** start Records provided **

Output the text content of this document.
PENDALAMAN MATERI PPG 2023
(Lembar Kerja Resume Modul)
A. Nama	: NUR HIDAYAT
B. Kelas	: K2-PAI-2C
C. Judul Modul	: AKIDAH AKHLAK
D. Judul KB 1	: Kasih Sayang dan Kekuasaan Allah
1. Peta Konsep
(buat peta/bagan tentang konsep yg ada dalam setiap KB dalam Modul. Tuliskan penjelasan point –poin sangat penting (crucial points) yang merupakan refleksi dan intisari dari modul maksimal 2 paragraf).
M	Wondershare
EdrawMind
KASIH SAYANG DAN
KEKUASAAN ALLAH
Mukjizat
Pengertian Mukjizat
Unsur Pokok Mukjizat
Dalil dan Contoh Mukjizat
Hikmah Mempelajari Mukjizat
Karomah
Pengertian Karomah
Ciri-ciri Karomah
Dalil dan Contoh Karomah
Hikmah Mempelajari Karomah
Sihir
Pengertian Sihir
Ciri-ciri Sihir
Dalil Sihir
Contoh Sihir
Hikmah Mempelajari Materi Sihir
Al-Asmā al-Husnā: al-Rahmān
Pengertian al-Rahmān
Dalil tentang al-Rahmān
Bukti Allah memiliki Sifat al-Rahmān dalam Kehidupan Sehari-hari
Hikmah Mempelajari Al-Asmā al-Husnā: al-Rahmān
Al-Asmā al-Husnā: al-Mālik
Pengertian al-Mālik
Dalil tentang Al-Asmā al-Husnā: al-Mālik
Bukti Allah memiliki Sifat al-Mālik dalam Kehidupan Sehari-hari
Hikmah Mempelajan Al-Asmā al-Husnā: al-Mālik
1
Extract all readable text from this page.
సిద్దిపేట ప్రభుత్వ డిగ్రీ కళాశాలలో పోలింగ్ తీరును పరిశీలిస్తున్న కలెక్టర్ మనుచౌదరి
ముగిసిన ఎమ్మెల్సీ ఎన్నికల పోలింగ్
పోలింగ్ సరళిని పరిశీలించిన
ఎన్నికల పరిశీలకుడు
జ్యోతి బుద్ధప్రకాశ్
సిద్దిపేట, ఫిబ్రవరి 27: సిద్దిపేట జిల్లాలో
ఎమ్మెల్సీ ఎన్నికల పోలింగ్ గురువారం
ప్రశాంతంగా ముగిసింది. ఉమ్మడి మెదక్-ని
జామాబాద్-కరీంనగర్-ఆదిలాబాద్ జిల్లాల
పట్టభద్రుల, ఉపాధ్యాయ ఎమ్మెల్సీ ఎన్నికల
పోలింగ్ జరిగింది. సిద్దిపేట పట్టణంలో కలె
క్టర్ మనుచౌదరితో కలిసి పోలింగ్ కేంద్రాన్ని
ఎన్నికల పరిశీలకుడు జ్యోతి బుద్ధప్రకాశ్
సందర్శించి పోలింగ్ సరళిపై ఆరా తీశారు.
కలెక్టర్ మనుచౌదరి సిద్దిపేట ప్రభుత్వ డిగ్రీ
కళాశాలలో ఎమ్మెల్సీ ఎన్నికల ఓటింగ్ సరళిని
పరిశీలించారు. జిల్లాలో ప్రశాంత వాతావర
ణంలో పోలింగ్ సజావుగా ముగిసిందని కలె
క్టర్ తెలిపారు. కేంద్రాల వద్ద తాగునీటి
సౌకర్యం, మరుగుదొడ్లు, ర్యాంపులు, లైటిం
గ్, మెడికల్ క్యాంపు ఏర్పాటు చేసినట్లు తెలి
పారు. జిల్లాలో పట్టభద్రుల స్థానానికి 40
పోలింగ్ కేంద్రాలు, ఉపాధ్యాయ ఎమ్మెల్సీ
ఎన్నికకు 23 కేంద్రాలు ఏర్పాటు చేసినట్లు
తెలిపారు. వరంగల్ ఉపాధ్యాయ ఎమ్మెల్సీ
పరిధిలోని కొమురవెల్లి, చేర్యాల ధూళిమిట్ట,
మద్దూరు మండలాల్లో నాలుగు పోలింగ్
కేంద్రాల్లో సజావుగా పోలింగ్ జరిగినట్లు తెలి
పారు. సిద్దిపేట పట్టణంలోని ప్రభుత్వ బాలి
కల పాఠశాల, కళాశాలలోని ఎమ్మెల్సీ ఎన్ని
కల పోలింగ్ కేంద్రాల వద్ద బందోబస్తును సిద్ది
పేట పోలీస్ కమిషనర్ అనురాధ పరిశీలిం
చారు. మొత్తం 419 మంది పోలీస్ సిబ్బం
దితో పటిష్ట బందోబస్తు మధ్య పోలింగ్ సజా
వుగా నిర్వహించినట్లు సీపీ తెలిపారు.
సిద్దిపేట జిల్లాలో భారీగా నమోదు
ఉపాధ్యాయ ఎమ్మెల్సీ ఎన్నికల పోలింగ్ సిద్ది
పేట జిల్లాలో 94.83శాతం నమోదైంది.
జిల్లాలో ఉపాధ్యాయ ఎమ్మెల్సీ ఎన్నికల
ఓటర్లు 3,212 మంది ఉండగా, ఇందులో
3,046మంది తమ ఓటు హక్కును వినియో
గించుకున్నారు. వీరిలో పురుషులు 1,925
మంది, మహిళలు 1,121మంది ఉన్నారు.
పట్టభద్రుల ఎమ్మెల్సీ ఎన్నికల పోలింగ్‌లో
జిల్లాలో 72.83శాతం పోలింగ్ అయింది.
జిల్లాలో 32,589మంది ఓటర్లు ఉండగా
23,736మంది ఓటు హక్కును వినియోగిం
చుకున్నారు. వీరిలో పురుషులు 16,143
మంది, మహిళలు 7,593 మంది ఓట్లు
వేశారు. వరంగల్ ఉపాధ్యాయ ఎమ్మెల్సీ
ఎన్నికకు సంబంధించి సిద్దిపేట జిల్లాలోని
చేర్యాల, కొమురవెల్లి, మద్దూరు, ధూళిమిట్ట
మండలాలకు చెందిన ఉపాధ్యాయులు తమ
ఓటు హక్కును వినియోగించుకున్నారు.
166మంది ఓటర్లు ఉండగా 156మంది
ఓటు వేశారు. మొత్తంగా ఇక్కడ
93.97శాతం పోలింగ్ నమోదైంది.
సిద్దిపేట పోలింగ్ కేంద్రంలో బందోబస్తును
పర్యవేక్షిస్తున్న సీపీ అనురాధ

** end Records provided **

▶ **Work to be completed**
Pull out every line in the material above where "this" occurs.

▶ **Solved exercise**
Output the text content of this document.
Extract all readable text from this page.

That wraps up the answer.